Exercise goal
All lines featuring the string "Personalnummer" are to be listed.

Available records
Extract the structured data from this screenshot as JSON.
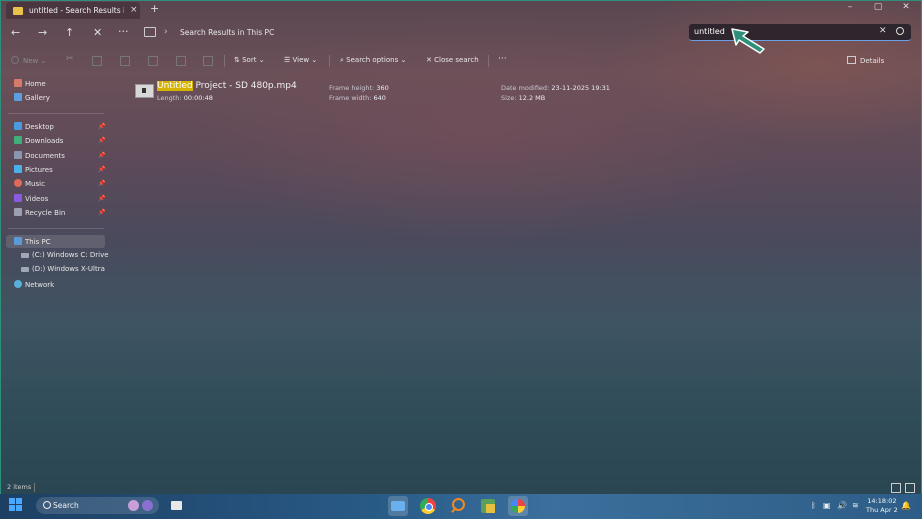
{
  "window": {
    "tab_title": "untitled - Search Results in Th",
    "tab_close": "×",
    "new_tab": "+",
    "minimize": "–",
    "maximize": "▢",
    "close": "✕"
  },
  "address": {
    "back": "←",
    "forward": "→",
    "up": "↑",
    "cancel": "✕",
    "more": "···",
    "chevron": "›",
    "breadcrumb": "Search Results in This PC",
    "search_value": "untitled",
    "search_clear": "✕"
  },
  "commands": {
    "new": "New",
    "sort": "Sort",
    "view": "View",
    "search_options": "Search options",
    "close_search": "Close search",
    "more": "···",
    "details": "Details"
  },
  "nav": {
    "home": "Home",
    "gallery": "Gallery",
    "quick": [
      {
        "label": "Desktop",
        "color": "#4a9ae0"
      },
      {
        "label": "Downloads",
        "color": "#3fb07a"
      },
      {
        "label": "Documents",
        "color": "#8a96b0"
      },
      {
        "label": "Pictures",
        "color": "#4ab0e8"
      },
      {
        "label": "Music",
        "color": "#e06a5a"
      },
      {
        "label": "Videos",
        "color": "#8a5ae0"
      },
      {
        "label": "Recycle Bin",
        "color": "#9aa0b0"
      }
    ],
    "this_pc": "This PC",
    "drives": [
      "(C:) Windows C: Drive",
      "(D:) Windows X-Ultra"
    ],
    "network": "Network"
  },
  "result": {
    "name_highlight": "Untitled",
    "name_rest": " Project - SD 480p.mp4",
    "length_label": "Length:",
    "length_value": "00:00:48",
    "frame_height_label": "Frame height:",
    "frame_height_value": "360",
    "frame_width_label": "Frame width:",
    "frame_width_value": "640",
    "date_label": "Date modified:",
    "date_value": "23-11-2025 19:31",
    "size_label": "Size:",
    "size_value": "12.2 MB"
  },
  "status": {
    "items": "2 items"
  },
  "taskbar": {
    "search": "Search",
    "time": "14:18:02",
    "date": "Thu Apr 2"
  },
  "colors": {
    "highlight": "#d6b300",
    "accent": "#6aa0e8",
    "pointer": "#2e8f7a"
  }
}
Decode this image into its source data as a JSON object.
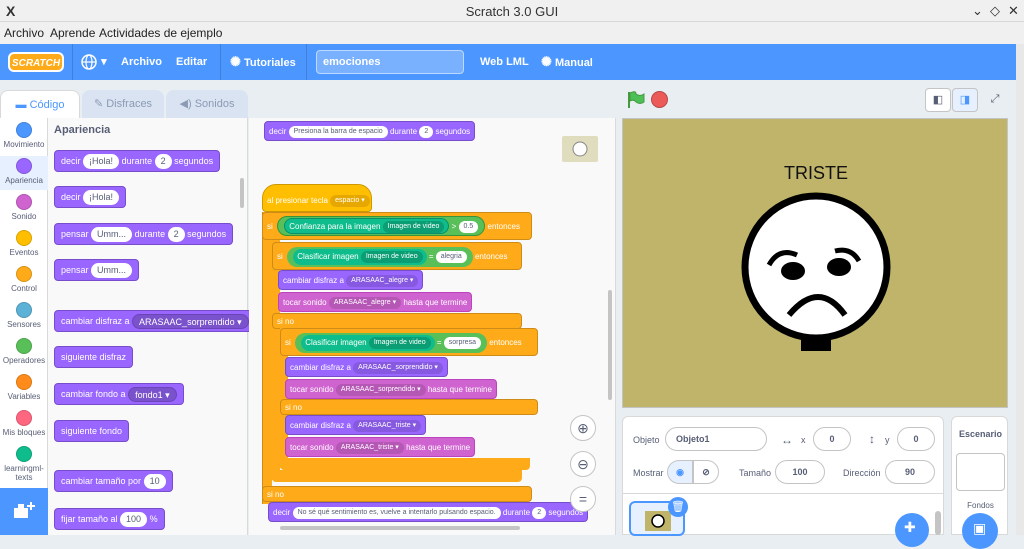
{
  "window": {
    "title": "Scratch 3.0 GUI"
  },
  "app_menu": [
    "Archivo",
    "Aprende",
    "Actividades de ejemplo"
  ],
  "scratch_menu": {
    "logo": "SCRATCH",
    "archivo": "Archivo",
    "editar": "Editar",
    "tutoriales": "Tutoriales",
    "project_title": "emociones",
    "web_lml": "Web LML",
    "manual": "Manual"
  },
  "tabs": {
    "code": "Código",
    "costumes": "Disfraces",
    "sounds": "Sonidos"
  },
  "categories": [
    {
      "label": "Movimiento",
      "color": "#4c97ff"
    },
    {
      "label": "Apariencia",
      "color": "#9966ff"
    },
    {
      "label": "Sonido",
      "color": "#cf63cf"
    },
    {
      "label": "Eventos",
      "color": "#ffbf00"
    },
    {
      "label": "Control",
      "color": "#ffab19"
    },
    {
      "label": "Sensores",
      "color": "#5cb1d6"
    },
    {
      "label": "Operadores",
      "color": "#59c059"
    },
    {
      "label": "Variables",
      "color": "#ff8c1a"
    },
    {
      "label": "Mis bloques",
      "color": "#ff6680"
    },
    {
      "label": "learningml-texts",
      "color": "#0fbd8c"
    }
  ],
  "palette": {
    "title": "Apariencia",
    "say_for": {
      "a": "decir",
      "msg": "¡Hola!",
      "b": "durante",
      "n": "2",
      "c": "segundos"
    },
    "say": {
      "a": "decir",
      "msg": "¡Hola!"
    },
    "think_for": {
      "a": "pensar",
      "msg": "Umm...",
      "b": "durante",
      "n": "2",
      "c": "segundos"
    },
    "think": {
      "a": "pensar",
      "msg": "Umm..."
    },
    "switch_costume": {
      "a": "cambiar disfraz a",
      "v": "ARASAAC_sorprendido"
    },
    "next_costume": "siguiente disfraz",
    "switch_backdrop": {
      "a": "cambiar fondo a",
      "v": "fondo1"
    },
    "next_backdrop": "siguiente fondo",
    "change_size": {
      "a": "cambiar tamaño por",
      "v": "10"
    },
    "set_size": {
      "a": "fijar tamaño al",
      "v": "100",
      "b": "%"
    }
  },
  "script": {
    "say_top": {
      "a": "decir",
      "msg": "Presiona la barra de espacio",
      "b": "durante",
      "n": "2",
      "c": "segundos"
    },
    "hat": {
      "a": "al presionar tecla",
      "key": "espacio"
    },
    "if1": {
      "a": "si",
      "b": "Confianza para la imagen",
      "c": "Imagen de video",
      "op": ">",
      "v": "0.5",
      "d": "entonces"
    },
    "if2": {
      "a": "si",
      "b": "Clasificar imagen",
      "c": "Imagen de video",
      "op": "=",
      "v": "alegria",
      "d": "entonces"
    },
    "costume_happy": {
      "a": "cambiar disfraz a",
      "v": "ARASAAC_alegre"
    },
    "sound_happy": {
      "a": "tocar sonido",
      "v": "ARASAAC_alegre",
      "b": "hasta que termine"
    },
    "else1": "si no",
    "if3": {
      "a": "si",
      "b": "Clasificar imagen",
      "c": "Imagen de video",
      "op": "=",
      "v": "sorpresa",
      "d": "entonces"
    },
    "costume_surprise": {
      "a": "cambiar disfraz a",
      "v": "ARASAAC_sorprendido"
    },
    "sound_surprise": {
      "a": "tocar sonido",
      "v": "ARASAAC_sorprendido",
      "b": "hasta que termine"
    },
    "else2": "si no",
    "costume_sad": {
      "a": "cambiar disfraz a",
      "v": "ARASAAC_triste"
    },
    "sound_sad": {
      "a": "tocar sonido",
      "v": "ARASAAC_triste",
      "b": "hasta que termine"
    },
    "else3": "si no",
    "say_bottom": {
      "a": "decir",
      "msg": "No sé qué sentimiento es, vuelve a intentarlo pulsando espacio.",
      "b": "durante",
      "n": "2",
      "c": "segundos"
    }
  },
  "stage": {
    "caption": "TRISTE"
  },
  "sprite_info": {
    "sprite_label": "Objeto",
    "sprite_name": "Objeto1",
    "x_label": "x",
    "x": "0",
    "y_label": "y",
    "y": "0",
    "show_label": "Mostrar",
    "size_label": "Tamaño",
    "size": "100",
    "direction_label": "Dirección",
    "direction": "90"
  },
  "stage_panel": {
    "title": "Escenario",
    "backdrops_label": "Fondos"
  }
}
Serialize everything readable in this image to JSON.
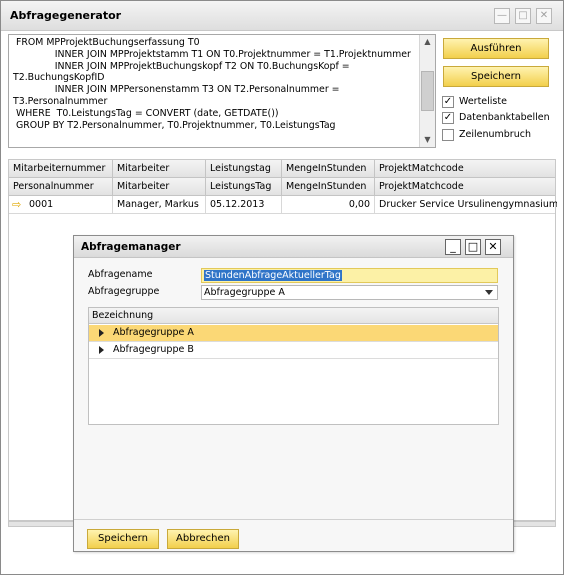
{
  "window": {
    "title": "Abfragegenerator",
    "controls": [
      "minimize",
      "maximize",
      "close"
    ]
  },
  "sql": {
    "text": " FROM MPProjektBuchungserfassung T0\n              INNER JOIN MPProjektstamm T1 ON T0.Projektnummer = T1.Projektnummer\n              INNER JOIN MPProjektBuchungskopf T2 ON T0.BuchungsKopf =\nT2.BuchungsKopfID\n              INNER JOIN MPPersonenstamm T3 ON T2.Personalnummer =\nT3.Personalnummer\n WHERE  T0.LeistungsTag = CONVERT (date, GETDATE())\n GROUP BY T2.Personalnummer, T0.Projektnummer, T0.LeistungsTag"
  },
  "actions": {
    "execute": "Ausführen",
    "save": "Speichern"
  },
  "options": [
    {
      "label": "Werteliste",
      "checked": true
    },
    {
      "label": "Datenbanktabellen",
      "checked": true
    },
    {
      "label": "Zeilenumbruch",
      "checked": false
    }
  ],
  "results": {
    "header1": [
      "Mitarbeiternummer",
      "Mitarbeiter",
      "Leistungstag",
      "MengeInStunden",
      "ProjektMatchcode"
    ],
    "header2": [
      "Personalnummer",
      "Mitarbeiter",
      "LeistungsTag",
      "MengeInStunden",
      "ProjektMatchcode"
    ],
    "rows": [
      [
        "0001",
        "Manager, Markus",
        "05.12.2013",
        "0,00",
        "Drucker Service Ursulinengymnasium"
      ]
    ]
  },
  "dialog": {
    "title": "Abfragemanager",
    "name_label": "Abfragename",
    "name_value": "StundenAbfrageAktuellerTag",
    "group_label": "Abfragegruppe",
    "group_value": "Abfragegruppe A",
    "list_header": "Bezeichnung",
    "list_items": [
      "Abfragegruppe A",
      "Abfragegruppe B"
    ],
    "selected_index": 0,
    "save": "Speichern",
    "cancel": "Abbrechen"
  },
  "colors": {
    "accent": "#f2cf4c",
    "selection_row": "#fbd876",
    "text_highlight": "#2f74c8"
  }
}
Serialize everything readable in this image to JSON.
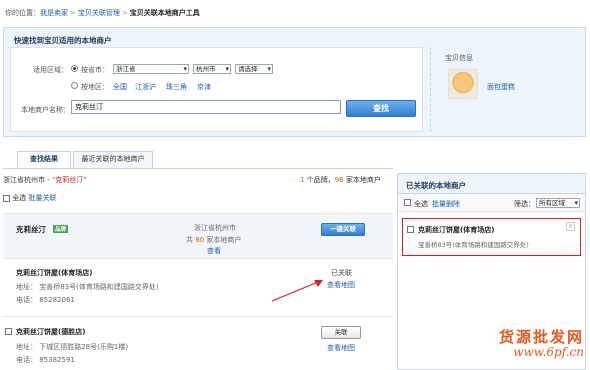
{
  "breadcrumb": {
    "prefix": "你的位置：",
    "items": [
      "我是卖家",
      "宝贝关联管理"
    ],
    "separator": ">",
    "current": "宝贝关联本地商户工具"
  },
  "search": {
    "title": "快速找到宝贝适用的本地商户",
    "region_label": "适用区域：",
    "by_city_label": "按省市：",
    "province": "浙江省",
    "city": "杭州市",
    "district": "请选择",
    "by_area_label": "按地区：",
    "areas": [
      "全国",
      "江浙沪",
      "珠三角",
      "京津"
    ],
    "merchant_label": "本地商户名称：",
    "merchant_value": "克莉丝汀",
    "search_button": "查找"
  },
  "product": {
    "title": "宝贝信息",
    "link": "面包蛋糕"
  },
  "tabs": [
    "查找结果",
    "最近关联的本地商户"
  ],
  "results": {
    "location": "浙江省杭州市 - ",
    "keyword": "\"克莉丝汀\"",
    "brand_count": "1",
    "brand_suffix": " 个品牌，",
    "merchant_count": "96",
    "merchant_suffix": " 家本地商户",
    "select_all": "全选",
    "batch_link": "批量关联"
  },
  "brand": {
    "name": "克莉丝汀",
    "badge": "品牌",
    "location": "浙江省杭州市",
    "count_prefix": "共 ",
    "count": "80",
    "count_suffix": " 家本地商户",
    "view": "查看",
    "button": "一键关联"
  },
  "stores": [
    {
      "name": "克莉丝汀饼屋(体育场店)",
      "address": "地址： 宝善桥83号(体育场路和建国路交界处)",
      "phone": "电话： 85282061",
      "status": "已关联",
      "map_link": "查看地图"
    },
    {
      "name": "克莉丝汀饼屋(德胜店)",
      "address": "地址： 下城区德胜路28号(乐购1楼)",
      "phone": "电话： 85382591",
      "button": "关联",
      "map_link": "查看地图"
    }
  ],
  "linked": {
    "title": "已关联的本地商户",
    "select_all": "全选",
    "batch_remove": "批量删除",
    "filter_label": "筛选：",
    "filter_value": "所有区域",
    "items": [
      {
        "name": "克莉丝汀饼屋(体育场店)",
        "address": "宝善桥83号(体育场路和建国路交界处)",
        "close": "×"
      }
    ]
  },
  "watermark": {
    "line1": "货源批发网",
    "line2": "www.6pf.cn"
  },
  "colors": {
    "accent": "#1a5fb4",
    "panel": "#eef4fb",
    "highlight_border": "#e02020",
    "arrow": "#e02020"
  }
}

Written answer
    "text": " FROM MPProjektBuchungserfassung T0\n              INNER JOIN MPProjektstamm T1 ON T0.Projektnummer = T1.Projektnummer\n              INNER JOIN MPProjektBuchungskopf T2 ON T0.BuchungsKopf =\nT2.BuchungsKopfID\n              INNER JOIN MPPersonenstamm T3 ON T2.Personalnummer =\nT3.Personalnummer\n WHERE  T0.LeistungsTag = CONVERT (date, GETDATE())\n GROUP BY T2.Personalnummer, T0.Projektnummer, T0.LeistungsTag"
      "Personalnummer",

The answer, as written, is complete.